* RAW RECORDS:
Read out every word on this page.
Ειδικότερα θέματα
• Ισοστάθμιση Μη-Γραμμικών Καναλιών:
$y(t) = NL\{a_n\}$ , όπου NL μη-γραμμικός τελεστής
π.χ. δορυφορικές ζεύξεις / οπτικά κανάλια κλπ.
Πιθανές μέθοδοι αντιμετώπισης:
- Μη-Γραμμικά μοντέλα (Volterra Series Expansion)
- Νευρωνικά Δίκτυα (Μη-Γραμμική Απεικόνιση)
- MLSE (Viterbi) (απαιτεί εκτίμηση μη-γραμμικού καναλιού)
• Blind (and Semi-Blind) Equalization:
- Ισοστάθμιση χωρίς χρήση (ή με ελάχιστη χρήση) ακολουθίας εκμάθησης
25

* AIM: Copy out the whole listing exactly as written.

* THE COMPLETED TASK:
Read out every word on this page.
Ειδικότερα θέματα
• Ισοστάθμιση Μη-Γραμμικών Καναλιών:
$y(t) = NL\{a_n\}$ , όπου NL μη-γραμμικός τελεστής
π.χ. δορυφορικές ζεύξεις / οπτικά κανάλια κλπ.
Πιθανές μέθοδοι αντιμετώπισης:
- Μη-Γραμμικά μοντέλα (Volterra Series Expansion)
- Νευρωνικά Δίκτυα (Μη-Γραμμική Απεικόνιση)
- MLSE (Viterbi) (απαιτεί εκτίμηση μη-γραμμικού καναλιού)
• Blind (and Semi-Blind) Equalization:
- Ισοστάθμιση χωρίς χρήση (ή με ελάχιστη χρήση) ακολουθίας εκμάθησης
25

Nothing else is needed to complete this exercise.